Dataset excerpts
— START —

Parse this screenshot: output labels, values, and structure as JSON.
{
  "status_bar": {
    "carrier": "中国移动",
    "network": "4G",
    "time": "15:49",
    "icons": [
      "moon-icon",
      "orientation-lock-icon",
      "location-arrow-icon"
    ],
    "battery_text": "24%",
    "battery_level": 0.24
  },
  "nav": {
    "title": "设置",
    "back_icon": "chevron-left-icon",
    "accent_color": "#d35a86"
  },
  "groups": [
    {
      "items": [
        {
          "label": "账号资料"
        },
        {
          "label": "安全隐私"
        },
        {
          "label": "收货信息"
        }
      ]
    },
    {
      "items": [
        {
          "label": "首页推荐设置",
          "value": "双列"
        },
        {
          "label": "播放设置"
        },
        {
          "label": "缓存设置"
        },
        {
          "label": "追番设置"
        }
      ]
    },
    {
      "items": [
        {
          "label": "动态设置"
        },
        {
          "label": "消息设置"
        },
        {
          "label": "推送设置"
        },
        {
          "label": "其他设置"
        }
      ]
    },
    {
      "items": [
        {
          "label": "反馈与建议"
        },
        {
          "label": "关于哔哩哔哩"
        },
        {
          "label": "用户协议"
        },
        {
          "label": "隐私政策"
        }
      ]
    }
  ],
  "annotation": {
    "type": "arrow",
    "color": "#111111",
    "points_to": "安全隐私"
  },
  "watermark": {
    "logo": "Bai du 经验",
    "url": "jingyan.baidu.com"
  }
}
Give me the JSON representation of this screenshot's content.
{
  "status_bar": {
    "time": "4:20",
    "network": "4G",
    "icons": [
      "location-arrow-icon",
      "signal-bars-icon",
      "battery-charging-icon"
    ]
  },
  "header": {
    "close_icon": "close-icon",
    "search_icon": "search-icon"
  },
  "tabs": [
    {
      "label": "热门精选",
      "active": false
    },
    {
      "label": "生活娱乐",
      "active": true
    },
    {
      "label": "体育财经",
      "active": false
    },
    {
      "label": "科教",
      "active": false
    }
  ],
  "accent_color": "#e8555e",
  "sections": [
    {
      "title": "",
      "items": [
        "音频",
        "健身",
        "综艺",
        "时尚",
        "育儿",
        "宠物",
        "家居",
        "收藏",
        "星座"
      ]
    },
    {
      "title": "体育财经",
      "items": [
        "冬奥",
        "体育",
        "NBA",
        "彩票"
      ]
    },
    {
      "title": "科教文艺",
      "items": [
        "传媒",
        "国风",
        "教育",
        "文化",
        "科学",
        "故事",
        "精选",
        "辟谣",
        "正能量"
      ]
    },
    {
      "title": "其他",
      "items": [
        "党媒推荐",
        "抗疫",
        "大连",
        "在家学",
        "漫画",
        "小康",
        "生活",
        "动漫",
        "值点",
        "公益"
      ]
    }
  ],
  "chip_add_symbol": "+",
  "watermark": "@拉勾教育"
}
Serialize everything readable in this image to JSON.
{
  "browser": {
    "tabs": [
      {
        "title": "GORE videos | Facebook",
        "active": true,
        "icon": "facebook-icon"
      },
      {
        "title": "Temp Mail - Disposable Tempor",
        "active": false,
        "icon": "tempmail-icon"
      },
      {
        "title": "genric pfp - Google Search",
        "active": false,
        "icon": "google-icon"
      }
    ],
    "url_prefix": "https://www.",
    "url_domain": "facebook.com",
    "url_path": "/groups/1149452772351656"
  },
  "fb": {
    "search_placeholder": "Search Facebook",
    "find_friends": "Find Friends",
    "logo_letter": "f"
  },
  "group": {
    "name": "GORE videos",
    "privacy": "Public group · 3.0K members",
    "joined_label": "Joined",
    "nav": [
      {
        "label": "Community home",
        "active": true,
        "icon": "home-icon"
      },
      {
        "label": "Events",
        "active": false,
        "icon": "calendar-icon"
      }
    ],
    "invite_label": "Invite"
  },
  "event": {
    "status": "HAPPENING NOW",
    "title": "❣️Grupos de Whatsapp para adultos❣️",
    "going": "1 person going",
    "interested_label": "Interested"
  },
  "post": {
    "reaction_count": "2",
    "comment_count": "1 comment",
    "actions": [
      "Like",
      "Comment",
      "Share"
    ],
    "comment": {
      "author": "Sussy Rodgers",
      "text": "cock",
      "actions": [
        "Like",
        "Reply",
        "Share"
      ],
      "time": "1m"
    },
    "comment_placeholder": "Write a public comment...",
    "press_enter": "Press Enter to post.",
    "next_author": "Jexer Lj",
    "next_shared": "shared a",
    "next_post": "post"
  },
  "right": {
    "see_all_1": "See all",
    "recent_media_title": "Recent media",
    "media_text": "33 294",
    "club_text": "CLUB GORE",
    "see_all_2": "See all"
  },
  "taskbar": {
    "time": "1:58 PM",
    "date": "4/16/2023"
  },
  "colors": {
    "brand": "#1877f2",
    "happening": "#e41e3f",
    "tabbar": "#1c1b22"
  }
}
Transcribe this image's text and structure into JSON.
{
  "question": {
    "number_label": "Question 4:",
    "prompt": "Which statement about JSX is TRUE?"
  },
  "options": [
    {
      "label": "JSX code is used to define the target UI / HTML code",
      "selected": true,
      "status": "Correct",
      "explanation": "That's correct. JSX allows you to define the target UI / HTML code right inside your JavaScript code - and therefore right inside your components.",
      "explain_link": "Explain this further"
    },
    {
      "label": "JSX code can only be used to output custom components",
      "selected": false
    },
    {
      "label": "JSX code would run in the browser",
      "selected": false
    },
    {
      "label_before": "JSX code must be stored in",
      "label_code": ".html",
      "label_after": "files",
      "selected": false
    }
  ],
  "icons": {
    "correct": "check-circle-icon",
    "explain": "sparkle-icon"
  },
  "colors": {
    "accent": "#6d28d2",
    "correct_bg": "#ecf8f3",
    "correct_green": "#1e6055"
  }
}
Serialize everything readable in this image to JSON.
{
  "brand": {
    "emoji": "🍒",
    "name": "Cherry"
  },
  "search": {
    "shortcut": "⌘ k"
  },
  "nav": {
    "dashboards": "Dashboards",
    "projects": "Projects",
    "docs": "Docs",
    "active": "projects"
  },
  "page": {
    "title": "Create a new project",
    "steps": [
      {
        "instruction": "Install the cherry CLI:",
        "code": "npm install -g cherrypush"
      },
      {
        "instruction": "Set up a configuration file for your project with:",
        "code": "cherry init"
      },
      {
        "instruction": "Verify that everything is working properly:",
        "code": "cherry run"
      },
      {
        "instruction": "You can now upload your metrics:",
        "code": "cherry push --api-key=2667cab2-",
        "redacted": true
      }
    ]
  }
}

— END —

▸ Problem requirements: Print every entry exactly as it appears.

▸ Response to the task:
Parse this screenshot: output labels, values, and structure as JSON.
{
  "status_bar": {
    "carrier": "中国移动",
    "network": "4G",
    "time": "15:49",
    "icons": [
      "moon-icon",
      "orientation-lock-icon",
      "location-arrow-icon"
    ],
    "battery_text": "24%",
    "battery_level": 0.24
  },
  "nav": {
    "title": "设置",
    "back_icon": "chevron-left-icon",
    "accent_color": "#d35a86"
  },
  "groups": [
    {
      "items": [
        {
          "label": "账号资料"
        },
        {
          "label": "安全隐私"
        },
        {
          "label": "收货信息"
        }
      ]
    },
    {
      "items": [
        {
          "label": "首页推荐设置",
          "value": "双列"
        },
        {
          "label": "播放设置"
        },
        {
          "label": "缓存设置"
        },
        {
          "label": "追番设置"
        }
      ]
    },
    {
      "items": [
        {
          "label": "动态设置"
        },
        {
          "label": "消息设置"
        },
        {
          "label": "推送设置"
        },
        {
          "label": "其他设置"
        }
      ]
    },
    {
      "items": [
        {
          "label": "反馈与建议"
        },
        {
          "label": "关于哔哩哔哩"
        },
        {
          "label": "用户协议"
        },
        {
          "label": "隐私政策"
        }
      ]
    }
  ],
  "annotation": {
    "type": "arrow",
    "color": "#111111",
    "points_to": "安全隐私"
  },
  "watermark": {
    "logo": "Bai du 经验",
    "url": "jingyan.baidu.com"
  }
}
Give me the JSON representation of this screenshot's content.
{
  "status_bar": {
    "time": "4:20",
    "network": "4G",
    "icons": [
      "location-arrow-icon",
      "signal-bars-icon",
      "battery-charging-icon"
    ]
  },
  "header": {
    "close_icon": "close-icon",
    "search_icon": "search-icon"
  },
  "tabs": [
    {
      "label": "热门精选",
      "active": false
    },
    {
      "label": "生活娱乐",
      "active": true
    },
    {
      "label": "体育财经",
      "active": false
    },
    {
      "label": "科教",
      "active": false
    }
  ],
  "accent_color": "#e8555e",
  "sections": [
    {
      "title": "",
      "items": [
        "音频",
        "健身",
        "综艺",
        "时尚",
        "育儿",
        "宠物",
        "家居",
        "收藏",
        "星座"
      ]
    },
    {
      "title": "体育财经",
      "items": [
        "冬奥",
        "体育",
        "NBA",
        "彩票"
      ]
    },
    {
      "title": "科教文艺",
      "items": [
        "传媒",
        "国风",
        "教育",
        "文化",
        "科学",
        "故事",
        "精选",
        "辟谣",
        "正能量"
      ]
    },
    {
      "title": "其他",
      "items": [
        "党媒推荐",
        "抗疫",
        "大连",
        "在家学",
        "漫画",
        "小康",
        "生活",
        "动漫",
        "值点",
        "公益"
      ]
    }
  ],
  "chip_add_symbol": "+",
  "watermark": "@拉勾教育"
}
Serialize everything readable in this image to JSON.
{
  "browser": {
    "tabs": [
      {
        "title": "GORE videos | Facebook",
        "active": true,
        "icon": "facebook-icon"
      },
      {
        "title": "Temp Mail - Disposable Tempor",
        "active": false,
        "icon": "tempmail-icon"
      },
      {
        "title": "genric pfp - Google Search",
        "active": false,
        "icon": "google-icon"
      }
    ],
    "url_prefix": "https://www.",
    "url_domain": "facebook.com",
    "url_path": "/groups/1149452772351656"
  },
  "fb": {
    "search_placeholder": "Search Facebook",
    "find_friends": "Find Friends",
    "logo_letter": "f"
  },
  "group": {
    "name": "GORE videos",
    "privacy": "Public group · 3.0K members",
    "joined_label": "Joined",
    "nav": [
      {
        "label": "Community home",
        "active": true,
        "icon": "home-icon"
      },
      {
        "label": "Events",
        "active": false,
        "icon": "calendar-icon"
      }
    ],
    "invite_label": "Invite"
  },
  "event": {
    "status": "HAPPENING NOW",
    "title": "❣️Grupos de Whatsapp para adultos❣️",
    "going": "1 person going",
    "interested_label": "Interested"
  },
  "post": {
    "reaction_count": "2",
    "comment_count": "1 comment",
    "actions": [
      "Like",
      "Comment",
      "Share"
    ],
    "comment": {
      "author": "Sussy Rodgers",
      "text": "cock",
      "actions": [
        "Like",
        "Reply",
        "Share"
      ],
      "time": "1m"
    },
    "comment_placeholder": "Write a public comment...",
    "press_enter": "Press Enter to post.",
    "next_author": "Jexer Lj",
    "next_shared": "shared a",
    "next_post": "post"
  },
  "right": {
    "see_all_1": "See all",
    "recent_media_title": "Recent media",
    "media_text": "33 294",
    "club_text": "CLUB GORE",
    "see_all_2": "See all"
  },
  "taskbar": {
    "time": "1:58 PM",
    "date": "4/16/2023"
  },
  "colors": {
    "brand": "#1877f2",
    "happening": "#e41e3f",
    "tabbar": "#1c1b22"
  }
}
Transcribe this image's text and structure into JSON.
{
  "question": {
    "number_label": "Question 4:",
    "prompt": "Which statement about JSX is TRUE?"
  },
  "options": [
    {
      "label": "JSX code is used to define the target UI / HTML code",
      "selected": true,
      "status": "Correct",
      "explanation": "That's correct. JSX allows you to define the target UI / HTML code right inside your JavaScript code - and therefore right inside your components.",
      "explain_link": "Explain this further"
    },
    {
      "label": "JSX code can only be used to output custom components",
      "selected": false
    },
    {
      "label": "JSX code would run in the browser",
      "selected": false
    },
    {
      "label_before": "JSX code must be stored in",
      "label_code": ".html",
      "label_after": "files",
      "selected": false
    }
  ],
  "icons": {
    "correct": "check-circle-icon",
    "explain": "sparkle-icon"
  },
  "colors": {
    "accent": "#6d28d2",
    "correct_bg": "#ecf8f3",
    "correct_green": "#1e6055"
  }
}
Serialize everything readable in this image to JSON.
{
  "brand": {
    "emoji": "🍒",
    "name": "Cherry"
  },
  "search": {
    "shortcut": "⌘ k"
  },
  "nav": {
    "dashboards": "Dashboards",
    "projects": "Projects",
    "docs": "Docs",
    "active": "projects"
  },
  "page": {
    "title": "Create a new project",
    "steps": [
      {
        "instruction": "Install the cherry CLI:",
        "code": "npm install -g cherrypush"
      },
      {
        "instruction": "Set up a configuration file for your project with:",
        "code": "cherry init"
      },
      {
        "instruction": "Verify that everything is working properly:",
        "code": "cherry run"
      },
      {
        "instruction": "You can now upload your metrics:",
        "code": "cherry push --api-key=2667cab2-",
        "redacted": true
      }
    ]
  }
}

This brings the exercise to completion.